● YOUR INSTRUCTIONS
Which lines hold the word "name"? Copy each of them.

● SOURCE DATA
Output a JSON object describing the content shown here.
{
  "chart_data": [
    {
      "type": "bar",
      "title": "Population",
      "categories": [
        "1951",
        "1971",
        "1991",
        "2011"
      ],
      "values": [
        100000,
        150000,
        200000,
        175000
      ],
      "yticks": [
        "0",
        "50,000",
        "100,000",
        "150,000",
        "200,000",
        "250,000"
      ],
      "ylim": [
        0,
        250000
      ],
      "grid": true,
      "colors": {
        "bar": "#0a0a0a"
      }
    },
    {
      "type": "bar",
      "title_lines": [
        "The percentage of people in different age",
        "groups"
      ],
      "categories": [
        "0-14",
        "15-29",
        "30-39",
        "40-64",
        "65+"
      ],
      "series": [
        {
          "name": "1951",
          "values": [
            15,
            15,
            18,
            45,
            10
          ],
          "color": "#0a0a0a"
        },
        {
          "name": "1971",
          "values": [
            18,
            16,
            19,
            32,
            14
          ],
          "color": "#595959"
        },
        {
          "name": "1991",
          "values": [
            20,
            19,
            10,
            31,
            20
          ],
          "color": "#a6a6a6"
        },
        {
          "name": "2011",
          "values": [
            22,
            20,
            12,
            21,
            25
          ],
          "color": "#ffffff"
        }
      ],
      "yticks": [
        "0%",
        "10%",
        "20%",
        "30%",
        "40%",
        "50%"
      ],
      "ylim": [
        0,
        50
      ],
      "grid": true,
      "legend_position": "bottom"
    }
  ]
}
---
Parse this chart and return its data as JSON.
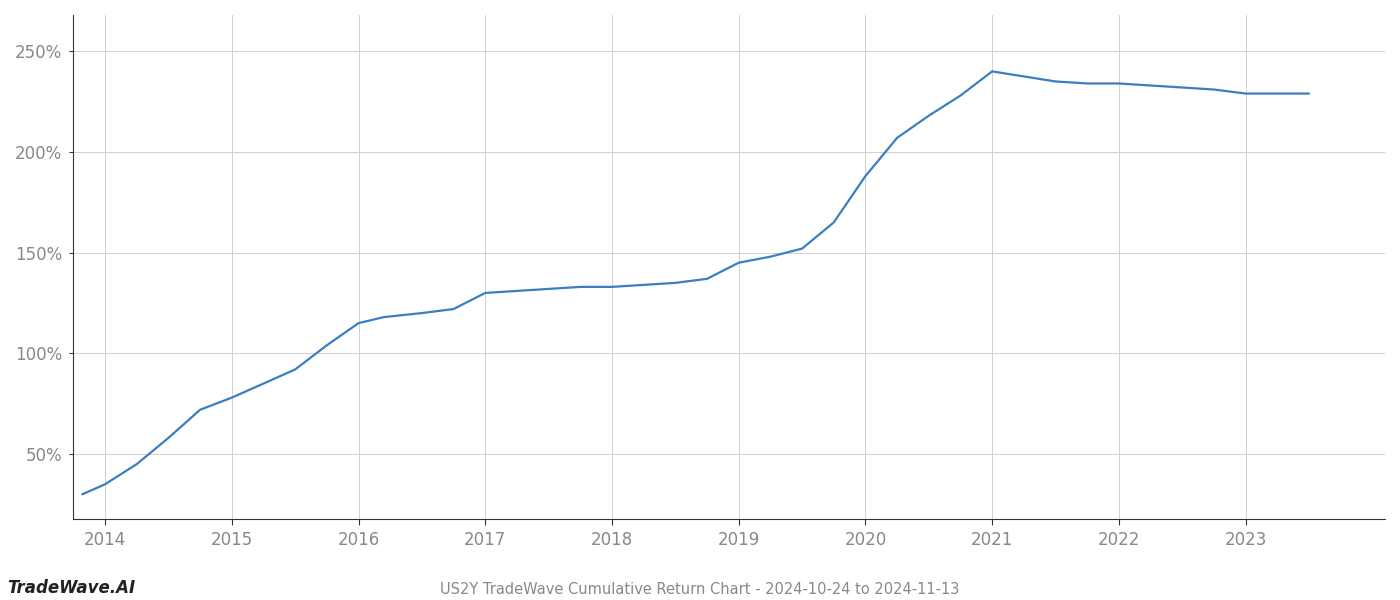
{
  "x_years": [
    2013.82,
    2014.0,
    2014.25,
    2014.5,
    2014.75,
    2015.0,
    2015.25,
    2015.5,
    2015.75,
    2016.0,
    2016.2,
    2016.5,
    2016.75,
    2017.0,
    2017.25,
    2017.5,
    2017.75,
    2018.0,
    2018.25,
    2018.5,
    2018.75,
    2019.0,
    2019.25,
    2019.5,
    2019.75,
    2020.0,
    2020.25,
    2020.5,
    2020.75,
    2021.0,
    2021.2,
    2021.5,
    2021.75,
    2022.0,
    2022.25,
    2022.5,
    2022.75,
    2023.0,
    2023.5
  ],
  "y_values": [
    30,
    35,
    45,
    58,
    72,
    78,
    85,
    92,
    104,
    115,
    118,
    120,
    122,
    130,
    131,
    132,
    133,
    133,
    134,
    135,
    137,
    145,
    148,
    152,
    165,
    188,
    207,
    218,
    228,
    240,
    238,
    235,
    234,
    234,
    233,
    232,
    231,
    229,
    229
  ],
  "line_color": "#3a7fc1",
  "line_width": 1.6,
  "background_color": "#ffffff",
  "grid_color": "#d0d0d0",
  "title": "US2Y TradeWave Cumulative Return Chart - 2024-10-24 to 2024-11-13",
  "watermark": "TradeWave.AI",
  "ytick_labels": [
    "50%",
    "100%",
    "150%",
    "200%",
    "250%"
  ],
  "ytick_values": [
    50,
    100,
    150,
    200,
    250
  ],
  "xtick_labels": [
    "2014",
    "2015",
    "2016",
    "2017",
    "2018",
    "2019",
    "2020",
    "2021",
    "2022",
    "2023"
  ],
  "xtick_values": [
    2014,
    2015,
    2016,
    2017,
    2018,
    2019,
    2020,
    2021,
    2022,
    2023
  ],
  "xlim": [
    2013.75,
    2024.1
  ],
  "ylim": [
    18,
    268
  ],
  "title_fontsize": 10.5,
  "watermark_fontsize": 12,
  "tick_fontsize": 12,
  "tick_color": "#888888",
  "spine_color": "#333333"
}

● ANSWER
          "name": "1951",
          "name": "1971",
          "name": "1991",
          "name": "2011",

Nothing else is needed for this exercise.